#### Source

# SILENT SHUTTER - 6d, 5dMkiii - Any disadvantages (aside of FPS)



## CameraMan (Jun 18, 2013)

Replaced my 5dmkii with a 6d. One of the nice features is the 'Silent shutter' feature.

But are there any disadvantages with using this? I believe the frame rate is reduced, but I didn't buy the 6d for that, and in single shot mode, it's not going to be an issue.

I can see a nice clear 'click' sound might be ideal in studio work. But for travel or street photography, any reason why I shouldn't leave it on silent shutter continuous shooting mode all the time, apart from when i might want max FPS?


----------



## sunnyVan (Jun 18, 2013)

CameraMan said:


> Replaced my 5dmkii with a 6d. One of the nice features is the 'Silent shutter' feature.
> 
> But are there any disadvantages with using this? I believe the frame rate is reduced, but I didn't buy the 6d for that, and in single shot mode, it's not going to be an issue.
> 
> I can see a nice clear 'click' sound might be ideal in studio work. But for travel or street photography, any reason why I shouldn't leave it on silent shutter continuous shooting mode all the time, apart from when i might want max FPS?



I'd like to know too. I leave the silent mode on all the time and I wonder if there's any other downside other than reduced burst rate. 

It'd be great if someone could explain how it works also.


----------



## CameraMan (Jun 18, 2013)

Thinking about it...is there any effect on shutter lag?

########
#### Entries

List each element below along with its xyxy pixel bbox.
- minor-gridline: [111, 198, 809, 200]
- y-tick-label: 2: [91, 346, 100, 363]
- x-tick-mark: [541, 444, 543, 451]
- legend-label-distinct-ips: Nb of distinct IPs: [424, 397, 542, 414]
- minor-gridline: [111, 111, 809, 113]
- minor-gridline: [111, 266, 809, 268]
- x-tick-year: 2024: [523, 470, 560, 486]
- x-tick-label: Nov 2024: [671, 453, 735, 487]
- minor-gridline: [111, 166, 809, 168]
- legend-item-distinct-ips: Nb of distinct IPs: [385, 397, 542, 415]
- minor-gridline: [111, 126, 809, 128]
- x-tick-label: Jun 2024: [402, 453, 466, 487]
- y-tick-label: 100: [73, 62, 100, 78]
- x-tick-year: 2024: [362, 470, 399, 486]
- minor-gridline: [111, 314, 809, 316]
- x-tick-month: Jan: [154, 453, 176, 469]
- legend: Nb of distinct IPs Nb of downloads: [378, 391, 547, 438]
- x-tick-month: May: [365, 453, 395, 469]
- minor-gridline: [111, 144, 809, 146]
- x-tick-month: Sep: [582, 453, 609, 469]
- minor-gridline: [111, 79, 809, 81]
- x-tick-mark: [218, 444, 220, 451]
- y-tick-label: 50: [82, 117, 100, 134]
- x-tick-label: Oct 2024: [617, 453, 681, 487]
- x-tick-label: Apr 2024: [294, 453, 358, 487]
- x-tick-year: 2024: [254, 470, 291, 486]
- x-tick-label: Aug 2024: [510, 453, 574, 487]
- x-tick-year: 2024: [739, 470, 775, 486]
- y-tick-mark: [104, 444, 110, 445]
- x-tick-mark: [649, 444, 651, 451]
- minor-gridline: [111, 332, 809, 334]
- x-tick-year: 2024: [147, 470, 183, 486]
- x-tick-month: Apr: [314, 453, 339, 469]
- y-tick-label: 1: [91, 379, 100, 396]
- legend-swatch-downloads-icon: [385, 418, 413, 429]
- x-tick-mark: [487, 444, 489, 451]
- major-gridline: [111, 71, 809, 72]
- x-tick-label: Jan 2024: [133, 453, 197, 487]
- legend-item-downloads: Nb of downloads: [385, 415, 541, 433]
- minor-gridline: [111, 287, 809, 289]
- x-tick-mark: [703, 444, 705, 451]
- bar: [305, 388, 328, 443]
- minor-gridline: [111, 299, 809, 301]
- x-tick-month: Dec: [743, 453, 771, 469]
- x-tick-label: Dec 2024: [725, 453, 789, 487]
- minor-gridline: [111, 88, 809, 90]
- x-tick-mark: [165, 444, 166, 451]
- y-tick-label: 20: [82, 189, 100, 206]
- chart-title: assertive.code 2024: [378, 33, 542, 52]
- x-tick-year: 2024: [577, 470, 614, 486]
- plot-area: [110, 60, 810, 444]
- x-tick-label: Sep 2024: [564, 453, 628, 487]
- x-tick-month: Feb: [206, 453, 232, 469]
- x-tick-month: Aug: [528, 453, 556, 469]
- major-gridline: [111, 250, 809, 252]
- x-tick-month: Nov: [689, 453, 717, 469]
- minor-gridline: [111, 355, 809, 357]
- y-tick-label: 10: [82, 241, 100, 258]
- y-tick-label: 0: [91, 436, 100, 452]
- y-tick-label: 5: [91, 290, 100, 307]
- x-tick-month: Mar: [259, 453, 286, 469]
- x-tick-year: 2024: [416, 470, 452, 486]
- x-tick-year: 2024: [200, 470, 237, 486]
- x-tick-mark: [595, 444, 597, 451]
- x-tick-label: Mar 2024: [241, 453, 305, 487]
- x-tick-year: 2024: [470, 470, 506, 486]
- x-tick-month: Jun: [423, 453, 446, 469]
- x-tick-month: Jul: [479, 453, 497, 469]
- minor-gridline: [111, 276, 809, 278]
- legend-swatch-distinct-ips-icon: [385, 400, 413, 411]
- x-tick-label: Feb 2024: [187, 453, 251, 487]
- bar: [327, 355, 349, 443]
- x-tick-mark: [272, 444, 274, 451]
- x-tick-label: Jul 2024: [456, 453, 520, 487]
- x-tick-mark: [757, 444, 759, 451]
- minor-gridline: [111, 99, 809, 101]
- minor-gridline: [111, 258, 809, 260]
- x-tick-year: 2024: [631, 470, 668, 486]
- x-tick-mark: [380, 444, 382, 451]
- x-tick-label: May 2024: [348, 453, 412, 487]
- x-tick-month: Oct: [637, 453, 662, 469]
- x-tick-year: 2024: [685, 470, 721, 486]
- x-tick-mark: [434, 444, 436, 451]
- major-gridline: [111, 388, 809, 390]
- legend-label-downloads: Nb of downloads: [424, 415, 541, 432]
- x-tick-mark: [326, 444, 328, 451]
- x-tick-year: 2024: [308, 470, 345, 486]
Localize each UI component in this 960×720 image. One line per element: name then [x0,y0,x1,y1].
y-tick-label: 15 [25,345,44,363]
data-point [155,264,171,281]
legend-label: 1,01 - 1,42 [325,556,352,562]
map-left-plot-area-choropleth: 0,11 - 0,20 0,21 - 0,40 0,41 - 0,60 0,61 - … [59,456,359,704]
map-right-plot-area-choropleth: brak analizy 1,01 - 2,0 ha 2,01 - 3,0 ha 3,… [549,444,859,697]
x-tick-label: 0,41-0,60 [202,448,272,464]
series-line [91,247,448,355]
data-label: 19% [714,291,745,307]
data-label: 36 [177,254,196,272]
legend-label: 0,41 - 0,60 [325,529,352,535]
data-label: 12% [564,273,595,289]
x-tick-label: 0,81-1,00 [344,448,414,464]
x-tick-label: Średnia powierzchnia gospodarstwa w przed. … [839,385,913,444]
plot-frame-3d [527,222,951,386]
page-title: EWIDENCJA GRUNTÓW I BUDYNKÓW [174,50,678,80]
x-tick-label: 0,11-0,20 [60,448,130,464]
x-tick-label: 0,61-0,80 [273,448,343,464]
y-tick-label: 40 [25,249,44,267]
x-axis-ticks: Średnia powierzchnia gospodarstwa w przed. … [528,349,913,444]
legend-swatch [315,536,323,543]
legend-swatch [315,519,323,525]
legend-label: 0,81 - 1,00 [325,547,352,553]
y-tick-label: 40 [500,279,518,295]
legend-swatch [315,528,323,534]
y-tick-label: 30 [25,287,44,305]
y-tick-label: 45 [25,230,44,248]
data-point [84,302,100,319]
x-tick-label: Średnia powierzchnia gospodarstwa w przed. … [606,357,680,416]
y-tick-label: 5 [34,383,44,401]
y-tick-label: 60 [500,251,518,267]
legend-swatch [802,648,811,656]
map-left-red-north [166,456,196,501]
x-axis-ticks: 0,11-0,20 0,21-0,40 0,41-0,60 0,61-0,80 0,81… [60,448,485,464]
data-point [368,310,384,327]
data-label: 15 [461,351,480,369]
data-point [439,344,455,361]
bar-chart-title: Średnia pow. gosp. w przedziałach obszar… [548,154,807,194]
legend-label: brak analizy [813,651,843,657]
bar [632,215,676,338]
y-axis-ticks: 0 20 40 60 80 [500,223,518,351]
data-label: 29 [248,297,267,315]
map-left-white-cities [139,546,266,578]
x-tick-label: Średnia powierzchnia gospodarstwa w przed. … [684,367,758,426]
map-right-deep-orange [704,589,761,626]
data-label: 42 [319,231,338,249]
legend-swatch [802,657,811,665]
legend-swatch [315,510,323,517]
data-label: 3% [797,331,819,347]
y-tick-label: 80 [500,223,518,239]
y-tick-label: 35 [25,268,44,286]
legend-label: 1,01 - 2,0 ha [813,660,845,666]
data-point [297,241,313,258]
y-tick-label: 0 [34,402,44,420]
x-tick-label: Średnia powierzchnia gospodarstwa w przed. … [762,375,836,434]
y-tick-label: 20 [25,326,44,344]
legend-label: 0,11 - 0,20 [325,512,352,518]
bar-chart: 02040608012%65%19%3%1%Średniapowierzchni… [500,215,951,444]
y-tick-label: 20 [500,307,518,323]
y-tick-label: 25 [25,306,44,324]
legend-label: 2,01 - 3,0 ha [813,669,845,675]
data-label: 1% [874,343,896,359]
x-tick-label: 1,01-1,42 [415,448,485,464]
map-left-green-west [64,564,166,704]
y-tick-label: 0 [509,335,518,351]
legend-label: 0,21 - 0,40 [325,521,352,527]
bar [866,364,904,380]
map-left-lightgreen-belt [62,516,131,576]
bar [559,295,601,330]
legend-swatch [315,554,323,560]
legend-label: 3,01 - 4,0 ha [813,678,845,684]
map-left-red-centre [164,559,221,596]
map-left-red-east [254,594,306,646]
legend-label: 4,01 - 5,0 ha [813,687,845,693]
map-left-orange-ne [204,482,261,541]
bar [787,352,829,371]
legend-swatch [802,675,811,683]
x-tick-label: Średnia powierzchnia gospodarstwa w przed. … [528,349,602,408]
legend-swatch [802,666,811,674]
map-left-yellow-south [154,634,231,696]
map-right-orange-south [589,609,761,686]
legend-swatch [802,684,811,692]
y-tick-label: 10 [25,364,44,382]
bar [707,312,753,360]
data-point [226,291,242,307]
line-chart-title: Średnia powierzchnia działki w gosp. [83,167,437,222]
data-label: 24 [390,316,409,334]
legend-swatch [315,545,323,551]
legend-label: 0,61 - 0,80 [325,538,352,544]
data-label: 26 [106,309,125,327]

########

**Problems to solve:**
- a) In the silent shutter thread, which camera did CameraMan replace with the 6d?
- b) Continue the silent shutter thread from its last post onward.

**Exercise results:**
- a) The 5dmkii.

- b)
----------



## darrellrhodesmiller (Jun 18, 2013)

i have a 5D mk3 and its one of my favorite features.. i dont use it all the time.. but indoors.. or at quiet events its great. i think the only real downside is a slower burst rate.


----------



## distant.star (Jun 18, 2013)

.
This question came up in the early going with the 5D3. I wondered too so I did some reading about it, although I don't now recall where or what.

The answer I remember is the only downside other than slower FPS is a slightly increased shutter lag. I can't provide any technical info at this time. I was convinced at the time there are no real long-term disadvantages.

Unless I have a need to make noise for some reason, I keep my 5D3 on silent.


----------



## tphillips63 (Jun 18, 2013)

I can't think of ever reading anything on the feature that is a drawback or negative.
I use it at my daughters dance recitals all the time. I have had the 5D Mk III for several months and before that a 7D. With the 7D I used to get a lot of sideways looks because of the shutter noise.
Now, I have missed (I blame it on the slower shooting duration) shots with the silent shutter but people around me no longer take much notice, even with a gripped body and 70-200.


----------



## Act444 (Jun 19, 2013)

Just took advantage of the 6D's silent mode at a recent book reading. I LOVED it! Finally I can fire away without feeling bad because the loud CLICK, CLICK, CLICK is distracting people around me...I set one of the custom modes to disable the beep and enable silent shutter (among a few other things)- it's very convenient  It's not without its drawbacks, of course...the camera feels less responsive as a result so it is far easier to miss shots. But given the setting I was in, that wasn't a big deal. 

I find the 6D to have a quiet shutter even in regular mode (definitely quieter than the 5D3 and my old 60D). The worst was when I had the T2i and the 70-200 F4 IS- not only did I have the noisy clunk of the T2i to contend with but also the (very) audible grinding noise of the IS mechanism in the 70-200...although not the reason I ultimately upgraded to the 2.8 version, that's one thing I don't miss...


----------



## alejmr (Jun 19, 2013)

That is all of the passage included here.